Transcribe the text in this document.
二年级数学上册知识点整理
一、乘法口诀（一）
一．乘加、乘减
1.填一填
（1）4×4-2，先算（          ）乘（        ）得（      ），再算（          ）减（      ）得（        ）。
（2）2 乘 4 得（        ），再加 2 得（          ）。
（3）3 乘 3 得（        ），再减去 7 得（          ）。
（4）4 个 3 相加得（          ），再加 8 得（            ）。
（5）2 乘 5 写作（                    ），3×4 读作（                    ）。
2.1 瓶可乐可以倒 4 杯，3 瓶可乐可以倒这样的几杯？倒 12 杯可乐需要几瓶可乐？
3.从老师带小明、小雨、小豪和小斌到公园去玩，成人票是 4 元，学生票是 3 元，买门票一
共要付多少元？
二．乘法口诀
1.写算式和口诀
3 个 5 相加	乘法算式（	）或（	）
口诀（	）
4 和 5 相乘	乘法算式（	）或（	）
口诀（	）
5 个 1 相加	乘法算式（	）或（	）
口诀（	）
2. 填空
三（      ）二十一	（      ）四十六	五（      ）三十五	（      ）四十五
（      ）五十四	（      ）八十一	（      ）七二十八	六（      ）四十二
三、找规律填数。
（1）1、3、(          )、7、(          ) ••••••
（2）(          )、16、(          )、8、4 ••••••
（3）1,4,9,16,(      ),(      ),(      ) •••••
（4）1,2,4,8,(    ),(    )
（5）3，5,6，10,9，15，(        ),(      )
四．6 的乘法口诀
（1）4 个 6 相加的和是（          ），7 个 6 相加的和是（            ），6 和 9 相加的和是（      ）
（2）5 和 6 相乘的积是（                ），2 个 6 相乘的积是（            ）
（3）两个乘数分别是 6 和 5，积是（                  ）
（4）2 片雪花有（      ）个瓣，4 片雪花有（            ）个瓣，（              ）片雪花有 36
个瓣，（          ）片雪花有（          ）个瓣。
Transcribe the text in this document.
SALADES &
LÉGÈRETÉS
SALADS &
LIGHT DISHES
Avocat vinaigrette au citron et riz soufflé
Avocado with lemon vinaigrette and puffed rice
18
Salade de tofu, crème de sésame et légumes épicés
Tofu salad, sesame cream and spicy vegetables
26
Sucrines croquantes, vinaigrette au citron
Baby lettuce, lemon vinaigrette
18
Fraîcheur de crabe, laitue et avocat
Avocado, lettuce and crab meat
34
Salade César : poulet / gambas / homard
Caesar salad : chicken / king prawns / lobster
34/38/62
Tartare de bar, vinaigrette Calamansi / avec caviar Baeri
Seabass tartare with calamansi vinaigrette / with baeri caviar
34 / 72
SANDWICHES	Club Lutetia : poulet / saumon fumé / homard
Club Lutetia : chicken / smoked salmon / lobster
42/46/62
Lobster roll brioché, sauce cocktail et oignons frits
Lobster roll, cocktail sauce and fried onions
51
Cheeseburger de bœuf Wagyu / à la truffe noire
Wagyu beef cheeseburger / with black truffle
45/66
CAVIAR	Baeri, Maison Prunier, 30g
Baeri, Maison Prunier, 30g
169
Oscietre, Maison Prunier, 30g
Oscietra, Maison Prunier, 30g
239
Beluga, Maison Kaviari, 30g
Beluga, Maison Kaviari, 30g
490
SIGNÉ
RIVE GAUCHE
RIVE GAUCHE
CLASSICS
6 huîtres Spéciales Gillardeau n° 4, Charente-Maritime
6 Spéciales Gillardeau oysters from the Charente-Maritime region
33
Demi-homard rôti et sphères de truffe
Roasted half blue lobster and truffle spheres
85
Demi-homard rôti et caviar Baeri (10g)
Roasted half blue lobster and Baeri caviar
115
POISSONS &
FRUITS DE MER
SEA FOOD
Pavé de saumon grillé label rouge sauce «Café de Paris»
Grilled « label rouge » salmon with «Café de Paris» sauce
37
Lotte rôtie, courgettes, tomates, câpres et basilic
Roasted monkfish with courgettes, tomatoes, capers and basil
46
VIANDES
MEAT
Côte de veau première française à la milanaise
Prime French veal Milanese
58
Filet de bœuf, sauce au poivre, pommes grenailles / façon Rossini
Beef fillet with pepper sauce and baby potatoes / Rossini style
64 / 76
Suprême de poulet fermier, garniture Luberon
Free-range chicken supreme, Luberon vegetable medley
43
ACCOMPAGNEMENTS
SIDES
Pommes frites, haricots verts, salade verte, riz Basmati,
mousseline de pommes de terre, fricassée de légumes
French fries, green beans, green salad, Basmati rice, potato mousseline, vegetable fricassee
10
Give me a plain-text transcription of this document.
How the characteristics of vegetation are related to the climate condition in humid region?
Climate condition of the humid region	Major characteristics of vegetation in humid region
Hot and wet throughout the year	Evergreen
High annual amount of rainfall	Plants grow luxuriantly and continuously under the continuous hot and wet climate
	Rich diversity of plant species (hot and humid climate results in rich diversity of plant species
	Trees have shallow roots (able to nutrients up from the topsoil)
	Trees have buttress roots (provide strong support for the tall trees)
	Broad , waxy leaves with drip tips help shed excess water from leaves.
◇ ◇ ◇
Retype exactly the lines from the one containing "Give me a plain-text" through the last line of the records above, including both.

◆ **Solution for this problem**
Give me a plain-text transcription of this document.
How the characteristics of vegetation are related to the climate condition in humid region?
Climate condition of the humid region	Major characteristics of vegetation in humid region
Hot and wet throughout the year	Evergreen
High annual amount of rainfall	Plants grow luxuriantly and continuously under the continuous hot and wet climate
	Rich diversity of plant species (hot and humid climate results in rich diversity of plant species
	Trees have shallow roots (able to nutrients up from the topsoil)
	Trees have buttress roots (provide strong support for the tall trees)
	Broad , waxy leaves with drip tips help shed excess water from leaves.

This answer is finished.